Check every line of the data below for the string "edge", and copy the ones that hold it.

(Dataset rows about figures)
********************

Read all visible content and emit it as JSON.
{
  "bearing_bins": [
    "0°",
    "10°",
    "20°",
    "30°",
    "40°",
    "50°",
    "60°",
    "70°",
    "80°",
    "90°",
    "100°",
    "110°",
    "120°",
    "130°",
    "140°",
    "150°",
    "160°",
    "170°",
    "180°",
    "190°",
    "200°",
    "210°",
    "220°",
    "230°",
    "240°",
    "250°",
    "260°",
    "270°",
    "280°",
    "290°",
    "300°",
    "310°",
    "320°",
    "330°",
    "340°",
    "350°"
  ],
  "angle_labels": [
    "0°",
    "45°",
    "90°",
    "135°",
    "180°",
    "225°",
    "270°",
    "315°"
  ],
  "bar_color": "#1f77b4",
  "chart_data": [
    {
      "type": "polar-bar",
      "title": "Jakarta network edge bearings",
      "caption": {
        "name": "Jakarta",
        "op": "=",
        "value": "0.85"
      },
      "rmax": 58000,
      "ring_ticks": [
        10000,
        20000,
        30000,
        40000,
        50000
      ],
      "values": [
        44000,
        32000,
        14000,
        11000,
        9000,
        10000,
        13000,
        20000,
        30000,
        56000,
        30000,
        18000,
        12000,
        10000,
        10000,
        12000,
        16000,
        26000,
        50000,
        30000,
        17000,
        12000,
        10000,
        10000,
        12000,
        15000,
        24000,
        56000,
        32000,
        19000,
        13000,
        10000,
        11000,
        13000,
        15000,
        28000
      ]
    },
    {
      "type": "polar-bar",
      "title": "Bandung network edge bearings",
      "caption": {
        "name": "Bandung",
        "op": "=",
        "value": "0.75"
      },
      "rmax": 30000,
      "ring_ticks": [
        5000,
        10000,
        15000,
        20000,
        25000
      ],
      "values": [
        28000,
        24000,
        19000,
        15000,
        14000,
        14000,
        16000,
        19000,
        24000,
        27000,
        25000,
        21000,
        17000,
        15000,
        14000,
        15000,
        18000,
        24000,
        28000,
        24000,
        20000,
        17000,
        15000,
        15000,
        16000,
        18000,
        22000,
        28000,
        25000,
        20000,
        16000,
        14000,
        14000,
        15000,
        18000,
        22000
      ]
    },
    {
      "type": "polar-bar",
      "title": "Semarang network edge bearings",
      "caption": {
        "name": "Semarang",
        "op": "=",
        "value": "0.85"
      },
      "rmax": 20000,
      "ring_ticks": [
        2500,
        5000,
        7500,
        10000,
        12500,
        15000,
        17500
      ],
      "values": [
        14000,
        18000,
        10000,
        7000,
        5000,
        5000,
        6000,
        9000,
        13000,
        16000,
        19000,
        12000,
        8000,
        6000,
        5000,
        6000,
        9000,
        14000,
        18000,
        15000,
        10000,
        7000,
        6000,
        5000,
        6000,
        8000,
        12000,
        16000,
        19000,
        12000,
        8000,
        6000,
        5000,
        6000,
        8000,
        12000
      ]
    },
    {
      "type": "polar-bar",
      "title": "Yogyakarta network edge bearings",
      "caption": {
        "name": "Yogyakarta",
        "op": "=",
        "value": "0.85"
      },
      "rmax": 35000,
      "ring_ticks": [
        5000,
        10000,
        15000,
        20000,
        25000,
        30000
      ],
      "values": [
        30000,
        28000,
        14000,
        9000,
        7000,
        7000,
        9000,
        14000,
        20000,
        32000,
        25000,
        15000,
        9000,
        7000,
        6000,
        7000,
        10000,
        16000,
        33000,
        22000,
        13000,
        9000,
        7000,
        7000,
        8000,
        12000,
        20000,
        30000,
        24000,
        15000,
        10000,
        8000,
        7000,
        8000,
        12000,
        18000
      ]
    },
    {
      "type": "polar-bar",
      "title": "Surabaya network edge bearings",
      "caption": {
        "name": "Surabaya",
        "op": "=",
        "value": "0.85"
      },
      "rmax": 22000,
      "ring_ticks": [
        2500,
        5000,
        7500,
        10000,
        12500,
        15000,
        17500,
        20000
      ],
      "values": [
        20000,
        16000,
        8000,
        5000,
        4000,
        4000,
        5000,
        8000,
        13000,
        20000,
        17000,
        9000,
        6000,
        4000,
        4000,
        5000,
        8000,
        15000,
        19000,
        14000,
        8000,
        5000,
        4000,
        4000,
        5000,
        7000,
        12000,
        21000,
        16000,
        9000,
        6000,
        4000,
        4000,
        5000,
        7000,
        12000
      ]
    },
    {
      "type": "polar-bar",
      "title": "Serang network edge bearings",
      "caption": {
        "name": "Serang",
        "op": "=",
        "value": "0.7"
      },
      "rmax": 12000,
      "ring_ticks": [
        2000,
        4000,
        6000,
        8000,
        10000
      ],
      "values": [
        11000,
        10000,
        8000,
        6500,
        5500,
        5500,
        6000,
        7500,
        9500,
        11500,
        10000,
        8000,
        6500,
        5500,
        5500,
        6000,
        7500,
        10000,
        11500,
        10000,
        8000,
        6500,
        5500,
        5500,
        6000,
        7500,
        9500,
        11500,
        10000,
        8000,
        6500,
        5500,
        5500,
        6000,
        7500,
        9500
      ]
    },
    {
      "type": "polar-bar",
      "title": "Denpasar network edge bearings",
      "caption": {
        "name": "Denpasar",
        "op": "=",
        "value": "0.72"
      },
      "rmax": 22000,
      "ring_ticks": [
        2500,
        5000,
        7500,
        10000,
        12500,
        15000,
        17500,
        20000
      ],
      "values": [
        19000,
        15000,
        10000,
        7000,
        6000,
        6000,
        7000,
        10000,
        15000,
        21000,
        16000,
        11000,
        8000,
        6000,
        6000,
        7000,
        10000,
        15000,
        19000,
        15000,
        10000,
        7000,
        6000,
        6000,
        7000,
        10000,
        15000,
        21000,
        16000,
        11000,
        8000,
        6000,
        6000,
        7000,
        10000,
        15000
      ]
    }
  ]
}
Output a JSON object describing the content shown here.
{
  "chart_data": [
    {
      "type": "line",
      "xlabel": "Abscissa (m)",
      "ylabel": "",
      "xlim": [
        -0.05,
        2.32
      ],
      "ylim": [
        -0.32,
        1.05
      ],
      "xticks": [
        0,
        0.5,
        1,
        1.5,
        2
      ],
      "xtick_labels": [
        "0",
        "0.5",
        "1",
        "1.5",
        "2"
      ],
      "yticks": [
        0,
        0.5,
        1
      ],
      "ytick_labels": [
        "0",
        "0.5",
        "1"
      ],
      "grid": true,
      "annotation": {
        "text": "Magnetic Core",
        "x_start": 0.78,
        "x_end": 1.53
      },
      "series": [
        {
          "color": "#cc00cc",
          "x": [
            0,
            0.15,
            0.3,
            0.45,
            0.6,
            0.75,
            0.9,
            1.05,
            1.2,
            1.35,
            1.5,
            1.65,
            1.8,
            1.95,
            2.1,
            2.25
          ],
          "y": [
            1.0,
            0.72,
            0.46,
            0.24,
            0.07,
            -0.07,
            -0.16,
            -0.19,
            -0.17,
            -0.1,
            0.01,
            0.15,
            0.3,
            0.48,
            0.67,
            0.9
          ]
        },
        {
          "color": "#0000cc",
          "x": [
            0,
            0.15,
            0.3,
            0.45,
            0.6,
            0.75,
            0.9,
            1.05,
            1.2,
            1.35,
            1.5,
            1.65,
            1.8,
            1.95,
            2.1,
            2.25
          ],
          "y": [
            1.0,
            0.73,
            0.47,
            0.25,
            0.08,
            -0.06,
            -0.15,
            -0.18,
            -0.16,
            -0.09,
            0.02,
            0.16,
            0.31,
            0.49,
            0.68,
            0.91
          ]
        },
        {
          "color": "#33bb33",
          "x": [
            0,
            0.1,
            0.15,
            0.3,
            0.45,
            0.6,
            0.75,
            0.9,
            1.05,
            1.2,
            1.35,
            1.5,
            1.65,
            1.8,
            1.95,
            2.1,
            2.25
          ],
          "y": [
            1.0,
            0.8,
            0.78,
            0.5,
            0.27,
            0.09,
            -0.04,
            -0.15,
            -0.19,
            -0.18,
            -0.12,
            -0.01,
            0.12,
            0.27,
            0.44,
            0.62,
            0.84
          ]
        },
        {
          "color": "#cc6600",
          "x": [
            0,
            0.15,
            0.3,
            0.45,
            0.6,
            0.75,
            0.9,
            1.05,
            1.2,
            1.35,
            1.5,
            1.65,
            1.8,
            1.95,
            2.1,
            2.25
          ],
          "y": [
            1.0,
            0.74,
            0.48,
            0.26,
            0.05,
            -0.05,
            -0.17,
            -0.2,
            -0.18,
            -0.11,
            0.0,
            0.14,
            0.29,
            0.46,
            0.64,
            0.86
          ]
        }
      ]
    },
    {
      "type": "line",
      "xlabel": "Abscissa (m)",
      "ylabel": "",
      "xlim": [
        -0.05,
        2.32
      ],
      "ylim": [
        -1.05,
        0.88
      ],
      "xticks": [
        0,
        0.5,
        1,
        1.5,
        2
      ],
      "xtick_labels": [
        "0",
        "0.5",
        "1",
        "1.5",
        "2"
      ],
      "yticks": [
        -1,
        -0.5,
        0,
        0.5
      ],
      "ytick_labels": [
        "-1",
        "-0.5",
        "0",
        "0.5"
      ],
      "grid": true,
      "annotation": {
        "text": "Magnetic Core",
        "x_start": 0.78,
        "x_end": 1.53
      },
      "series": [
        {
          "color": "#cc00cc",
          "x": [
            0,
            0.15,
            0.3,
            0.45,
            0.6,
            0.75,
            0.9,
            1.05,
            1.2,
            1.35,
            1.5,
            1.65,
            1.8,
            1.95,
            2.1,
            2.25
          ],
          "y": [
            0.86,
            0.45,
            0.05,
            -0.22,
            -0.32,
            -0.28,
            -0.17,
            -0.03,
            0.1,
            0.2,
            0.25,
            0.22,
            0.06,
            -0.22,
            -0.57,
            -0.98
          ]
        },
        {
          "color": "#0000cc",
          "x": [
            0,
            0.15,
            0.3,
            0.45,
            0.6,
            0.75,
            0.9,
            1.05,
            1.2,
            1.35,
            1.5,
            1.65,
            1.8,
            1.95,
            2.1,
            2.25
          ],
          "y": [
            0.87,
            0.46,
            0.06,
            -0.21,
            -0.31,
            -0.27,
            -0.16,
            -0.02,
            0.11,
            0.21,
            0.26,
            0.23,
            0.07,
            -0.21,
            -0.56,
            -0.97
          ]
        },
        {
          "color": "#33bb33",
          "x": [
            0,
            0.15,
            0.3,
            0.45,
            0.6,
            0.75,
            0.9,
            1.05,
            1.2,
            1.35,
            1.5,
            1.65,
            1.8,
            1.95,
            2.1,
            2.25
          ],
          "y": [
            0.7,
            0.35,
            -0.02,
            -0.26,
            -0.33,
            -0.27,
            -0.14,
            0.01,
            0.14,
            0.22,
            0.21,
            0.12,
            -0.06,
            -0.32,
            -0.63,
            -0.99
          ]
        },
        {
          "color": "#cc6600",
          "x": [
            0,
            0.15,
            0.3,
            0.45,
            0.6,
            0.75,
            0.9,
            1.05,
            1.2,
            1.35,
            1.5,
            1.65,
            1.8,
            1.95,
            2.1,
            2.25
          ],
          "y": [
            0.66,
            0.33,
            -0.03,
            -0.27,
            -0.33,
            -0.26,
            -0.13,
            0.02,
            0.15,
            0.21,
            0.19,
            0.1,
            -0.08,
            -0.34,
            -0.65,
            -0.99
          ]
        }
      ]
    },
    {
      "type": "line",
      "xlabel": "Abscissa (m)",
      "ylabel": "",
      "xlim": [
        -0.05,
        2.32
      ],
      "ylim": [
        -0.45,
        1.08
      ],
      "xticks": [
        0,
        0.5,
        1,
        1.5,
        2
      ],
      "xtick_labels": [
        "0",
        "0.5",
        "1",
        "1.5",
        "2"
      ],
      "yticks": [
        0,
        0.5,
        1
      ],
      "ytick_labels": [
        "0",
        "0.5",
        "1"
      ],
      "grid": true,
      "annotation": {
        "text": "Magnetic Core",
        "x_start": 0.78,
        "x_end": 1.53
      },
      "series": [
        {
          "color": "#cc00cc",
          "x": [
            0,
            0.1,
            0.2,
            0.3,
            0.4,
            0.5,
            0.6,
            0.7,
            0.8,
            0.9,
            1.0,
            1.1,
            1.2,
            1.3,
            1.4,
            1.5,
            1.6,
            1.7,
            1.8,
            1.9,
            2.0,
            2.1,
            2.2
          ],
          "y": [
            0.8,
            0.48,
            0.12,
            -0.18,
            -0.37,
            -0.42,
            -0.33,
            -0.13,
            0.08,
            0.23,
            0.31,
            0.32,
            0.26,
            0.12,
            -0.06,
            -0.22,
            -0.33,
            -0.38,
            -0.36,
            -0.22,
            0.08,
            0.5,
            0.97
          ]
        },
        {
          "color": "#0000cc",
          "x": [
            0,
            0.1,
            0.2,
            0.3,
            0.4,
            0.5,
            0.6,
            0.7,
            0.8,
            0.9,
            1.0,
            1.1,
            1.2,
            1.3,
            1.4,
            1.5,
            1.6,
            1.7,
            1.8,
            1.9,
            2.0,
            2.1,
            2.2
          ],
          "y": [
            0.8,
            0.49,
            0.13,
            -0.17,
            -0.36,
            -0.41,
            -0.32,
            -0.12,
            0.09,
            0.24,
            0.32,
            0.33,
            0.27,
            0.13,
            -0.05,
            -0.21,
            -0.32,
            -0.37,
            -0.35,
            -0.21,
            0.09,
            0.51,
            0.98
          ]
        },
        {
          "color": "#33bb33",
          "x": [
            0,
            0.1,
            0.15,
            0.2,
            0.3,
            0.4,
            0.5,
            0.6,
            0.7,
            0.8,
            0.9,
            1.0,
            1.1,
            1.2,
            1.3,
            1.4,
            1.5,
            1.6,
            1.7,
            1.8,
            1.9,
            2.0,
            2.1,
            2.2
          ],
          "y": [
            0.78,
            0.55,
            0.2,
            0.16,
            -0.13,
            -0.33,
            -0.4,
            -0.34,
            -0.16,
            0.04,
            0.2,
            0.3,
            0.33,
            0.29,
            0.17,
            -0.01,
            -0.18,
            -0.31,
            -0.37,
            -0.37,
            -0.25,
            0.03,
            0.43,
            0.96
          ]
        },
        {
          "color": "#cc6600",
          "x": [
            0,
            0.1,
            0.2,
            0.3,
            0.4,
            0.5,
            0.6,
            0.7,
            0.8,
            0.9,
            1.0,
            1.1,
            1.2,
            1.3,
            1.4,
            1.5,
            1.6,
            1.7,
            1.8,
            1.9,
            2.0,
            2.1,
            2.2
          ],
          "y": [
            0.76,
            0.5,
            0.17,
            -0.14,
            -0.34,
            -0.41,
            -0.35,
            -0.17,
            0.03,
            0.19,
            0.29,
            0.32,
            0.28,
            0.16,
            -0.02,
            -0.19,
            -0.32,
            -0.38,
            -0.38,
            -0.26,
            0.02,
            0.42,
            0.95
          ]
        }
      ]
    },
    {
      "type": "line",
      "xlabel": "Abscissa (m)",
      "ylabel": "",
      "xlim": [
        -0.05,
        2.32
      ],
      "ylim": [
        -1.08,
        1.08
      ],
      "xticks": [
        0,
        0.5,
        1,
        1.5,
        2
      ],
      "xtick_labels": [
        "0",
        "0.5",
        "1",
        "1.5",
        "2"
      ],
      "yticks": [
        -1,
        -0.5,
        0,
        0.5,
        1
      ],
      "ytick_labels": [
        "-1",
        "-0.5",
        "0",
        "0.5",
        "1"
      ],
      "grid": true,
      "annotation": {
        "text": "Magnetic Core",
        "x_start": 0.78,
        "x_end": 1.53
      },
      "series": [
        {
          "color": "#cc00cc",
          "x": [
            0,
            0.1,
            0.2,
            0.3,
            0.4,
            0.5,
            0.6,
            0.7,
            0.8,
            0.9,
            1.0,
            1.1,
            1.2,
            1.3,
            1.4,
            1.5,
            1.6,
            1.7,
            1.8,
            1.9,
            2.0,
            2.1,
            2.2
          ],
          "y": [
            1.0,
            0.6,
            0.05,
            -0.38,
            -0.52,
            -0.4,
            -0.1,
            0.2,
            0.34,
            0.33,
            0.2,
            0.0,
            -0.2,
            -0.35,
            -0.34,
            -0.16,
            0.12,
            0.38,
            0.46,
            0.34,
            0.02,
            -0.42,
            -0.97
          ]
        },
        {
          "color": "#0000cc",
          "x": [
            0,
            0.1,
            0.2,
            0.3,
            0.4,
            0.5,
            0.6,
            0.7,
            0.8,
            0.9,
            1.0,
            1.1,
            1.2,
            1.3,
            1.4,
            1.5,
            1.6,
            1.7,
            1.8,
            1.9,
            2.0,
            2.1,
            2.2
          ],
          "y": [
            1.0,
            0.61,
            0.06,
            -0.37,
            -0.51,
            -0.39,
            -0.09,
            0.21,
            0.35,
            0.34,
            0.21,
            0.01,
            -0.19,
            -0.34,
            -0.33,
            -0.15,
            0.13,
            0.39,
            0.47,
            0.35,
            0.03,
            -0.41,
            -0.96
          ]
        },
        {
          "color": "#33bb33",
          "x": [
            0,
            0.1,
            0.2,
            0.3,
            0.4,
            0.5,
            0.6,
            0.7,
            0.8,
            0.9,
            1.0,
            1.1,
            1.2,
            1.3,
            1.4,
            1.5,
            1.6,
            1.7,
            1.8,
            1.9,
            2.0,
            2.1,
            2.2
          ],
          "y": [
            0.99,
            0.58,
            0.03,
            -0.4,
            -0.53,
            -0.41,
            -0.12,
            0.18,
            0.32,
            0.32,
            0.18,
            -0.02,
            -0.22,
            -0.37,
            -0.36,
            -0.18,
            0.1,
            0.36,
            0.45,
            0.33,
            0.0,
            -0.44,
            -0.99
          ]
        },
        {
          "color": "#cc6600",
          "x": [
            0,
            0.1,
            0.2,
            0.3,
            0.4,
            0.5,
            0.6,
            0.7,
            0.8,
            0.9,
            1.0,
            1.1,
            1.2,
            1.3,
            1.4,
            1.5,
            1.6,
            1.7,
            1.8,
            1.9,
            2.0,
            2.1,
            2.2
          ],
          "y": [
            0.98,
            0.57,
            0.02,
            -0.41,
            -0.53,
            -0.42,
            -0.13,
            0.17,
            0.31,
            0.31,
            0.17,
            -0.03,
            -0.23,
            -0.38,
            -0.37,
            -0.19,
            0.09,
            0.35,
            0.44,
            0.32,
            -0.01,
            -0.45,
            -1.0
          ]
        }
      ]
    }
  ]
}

********************

= Complete response =
      "title": "Jakarta network edge bearings",
      "title": "Bandung network edge bearings",
      "title": "Semarang network edge bearings",
      "title": "Yogyakarta network edge bearings",
      "title": "Surabaya network edge bearings",
      "title": "Serang network edge bearings",
      "title": "Denpasar network edge bearings",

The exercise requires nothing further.